REQUIRED WORK - Write out the whole of the material exactly.

[Dataset records]

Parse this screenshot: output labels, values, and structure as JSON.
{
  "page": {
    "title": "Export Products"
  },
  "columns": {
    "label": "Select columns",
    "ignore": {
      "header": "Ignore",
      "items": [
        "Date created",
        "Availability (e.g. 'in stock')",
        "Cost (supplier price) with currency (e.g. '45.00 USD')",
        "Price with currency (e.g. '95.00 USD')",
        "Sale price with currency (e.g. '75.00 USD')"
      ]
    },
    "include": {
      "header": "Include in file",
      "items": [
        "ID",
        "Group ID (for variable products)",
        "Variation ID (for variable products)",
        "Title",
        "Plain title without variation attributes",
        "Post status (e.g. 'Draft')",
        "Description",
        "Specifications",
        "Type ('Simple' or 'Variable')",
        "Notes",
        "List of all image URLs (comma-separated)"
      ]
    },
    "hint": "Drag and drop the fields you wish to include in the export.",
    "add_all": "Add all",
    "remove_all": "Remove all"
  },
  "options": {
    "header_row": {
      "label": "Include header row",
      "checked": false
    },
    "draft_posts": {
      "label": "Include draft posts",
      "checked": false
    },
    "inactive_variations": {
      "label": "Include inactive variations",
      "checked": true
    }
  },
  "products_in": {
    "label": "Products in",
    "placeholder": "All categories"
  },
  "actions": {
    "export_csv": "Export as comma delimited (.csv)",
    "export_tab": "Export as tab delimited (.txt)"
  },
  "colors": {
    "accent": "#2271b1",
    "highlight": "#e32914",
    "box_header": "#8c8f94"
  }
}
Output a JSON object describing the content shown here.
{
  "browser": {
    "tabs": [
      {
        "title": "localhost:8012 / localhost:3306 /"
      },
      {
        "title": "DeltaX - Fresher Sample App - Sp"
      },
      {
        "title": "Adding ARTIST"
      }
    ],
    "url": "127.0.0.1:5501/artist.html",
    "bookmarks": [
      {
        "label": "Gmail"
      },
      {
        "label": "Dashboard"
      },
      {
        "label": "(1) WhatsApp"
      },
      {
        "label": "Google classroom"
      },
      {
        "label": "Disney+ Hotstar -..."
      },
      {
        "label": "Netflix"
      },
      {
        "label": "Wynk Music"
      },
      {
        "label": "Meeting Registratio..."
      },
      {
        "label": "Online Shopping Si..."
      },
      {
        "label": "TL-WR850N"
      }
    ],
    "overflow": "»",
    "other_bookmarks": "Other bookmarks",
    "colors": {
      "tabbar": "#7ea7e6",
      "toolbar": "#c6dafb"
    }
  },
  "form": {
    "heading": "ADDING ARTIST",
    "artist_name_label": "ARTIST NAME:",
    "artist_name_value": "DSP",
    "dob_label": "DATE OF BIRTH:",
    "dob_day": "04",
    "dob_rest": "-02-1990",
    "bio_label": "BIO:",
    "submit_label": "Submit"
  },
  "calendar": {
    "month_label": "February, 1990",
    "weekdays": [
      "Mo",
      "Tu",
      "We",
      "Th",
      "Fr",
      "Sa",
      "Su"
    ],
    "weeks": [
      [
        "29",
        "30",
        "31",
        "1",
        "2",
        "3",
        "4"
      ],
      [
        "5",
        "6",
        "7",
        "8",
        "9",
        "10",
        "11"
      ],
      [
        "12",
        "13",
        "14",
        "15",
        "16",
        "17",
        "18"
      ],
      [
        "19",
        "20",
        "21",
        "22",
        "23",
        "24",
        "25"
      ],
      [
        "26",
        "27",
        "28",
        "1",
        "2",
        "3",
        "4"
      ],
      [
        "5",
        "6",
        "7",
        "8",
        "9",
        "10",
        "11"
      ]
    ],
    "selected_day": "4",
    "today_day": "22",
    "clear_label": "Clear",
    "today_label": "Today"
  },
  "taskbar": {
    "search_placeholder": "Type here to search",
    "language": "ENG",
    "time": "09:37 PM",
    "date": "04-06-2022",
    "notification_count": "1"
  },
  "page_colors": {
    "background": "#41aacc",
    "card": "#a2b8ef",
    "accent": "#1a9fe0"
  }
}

SOLUTION TO THIS EXERCISE -
Parse this screenshot: output labels, values, and structure as JSON.
{
  "page": {
    "title": "Export Products"
  },
  "columns": {
    "label": "Select columns",
    "ignore": {
      "header": "Ignore",
      "items": [
        "Date created",
        "Availability (e.g. 'in stock')",
        "Cost (supplier price) with currency (e.g. '45.00 USD')",
        "Price with currency (e.g. '95.00 USD')",
        "Sale price with currency (e.g. '75.00 USD')"
      ]
    },
    "include": {
      "header": "Include in file",
      "items": [
        "ID",
        "Group ID (for variable products)",
        "Variation ID (for variable products)",
        "Title",
        "Plain title without variation attributes",
        "Post status (e.g. 'Draft')",
        "Description",
        "Specifications",
        "Type ('Simple' or 'Variable')",
        "Notes",
        "List of all image URLs (comma-separated)"
      ]
    },
    "hint": "Drag and drop the fields you wish to include in the export.",
    "add_all": "Add all",
    "remove_all": "Remove all"
  },
  "options": {
    "header_row": {
      "label": "Include header row",
      "checked": false
    },
    "draft_posts": {
      "label": "Include draft posts",
      "checked": false
    },
    "inactive_variations": {
      "label": "Include inactive variations",
      "checked": true
    }
  },
  "products_in": {
    "label": "Products in",
    "placeholder": "All categories"
  },
  "actions": {
    "export_csv": "Export as comma delimited (.csv)",
    "export_tab": "Export as tab delimited (.txt)"
  },
  "colors": {
    "accent": "#2271b1",
    "highlight": "#e32914",
    "box_header": "#8c8f94"
  }
}
Output a JSON object describing the content shown here.
{
  "browser": {
    "tabs": [
      {
        "title": "localhost:8012 / localhost:3306 /"
      },
      {
        "title": "DeltaX - Fresher Sample App - Sp"
      },
      {
        "title": "Adding ARTIST"
      }
    ],
    "url": "127.0.0.1:5501/artist.html",
    "bookmarks": [
      {
        "label": "Gmail"
      },
      {
        "label": "Dashboard"
      },
      {
        "label": "(1) WhatsApp"
      },
      {
        "label": "Google classroom"
      },
      {
        "label": "Disney+ Hotstar -..."
      },
      {
        "label": "Netflix"
      },
      {
        "label": "Wynk Music"
      },
      {
        "label": "Meeting Registratio..."
      },
      {
        "label": "Online Shopping Si..."
      },
      {
        "label": "TL-WR850N"
      }
    ],
    "overflow": "»",
    "other_bookmarks": "Other bookmarks",
    "colors": {
      "tabbar": "#7ea7e6",
      "toolbar": "#c6dafb"
    }
  },
  "form": {
    "heading": "ADDING ARTIST",
    "artist_name_label": "ARTIST NAME:",
    "artist_name_value": "DSP",
    "dob_label": "DATE OF BIRTH:",
    "dob_day": "04",
    "dob_rest": "-02-1990",
    "bio_label": "BIO:",
    "submit_label": "Submit"
  },
  "calendar": {
    "month_label": "February, 1990",
    "weekdays": [
      "Mo",
      "Tu",
      "We",
      "Th",
      "Fr",
      "Sa",
      "Su"
    ],
    "weeks": [
      [
        "29",
        "30",
        "31",
        "1",
        "2",
        "3",
        "4"
      ],
      [
        "5",
        "6",
        "7",
        "8",
        "9",
        "10",
        "11"
      ],
      [
        "12",
        "13",
        "14",
        "15",
        "16",
        "17",
        "18"
      ],
      [
        "19",
        "20",
        "21",
        "22",
        "23",
        "24",
        "25"
      ],
      [
        "26",
        "27",
        "28",
        "1",
        "2",
        "3",
        "4"
      ],
      [
        "5",
        "6",
        "7",
        "8",
        "9",
        "10",
        "11"
      ]
    ],
    "selected_day": "4",
    "today_day": "22",
    "clear_label": "Clear",
    "today_label": "Today"
  },
  "taskbar": {
    "search_placeholder": "Type here to search",
    "language": "ENG",
    "time": "09:37 PM",
    "date": "04-06-2022",
    "notification_count": "1"
  },
  "page_colors": {
    "background": "#41aacc",
    "card": "#a2b8ef",
    "accent": "#1a9fe0"
  }
}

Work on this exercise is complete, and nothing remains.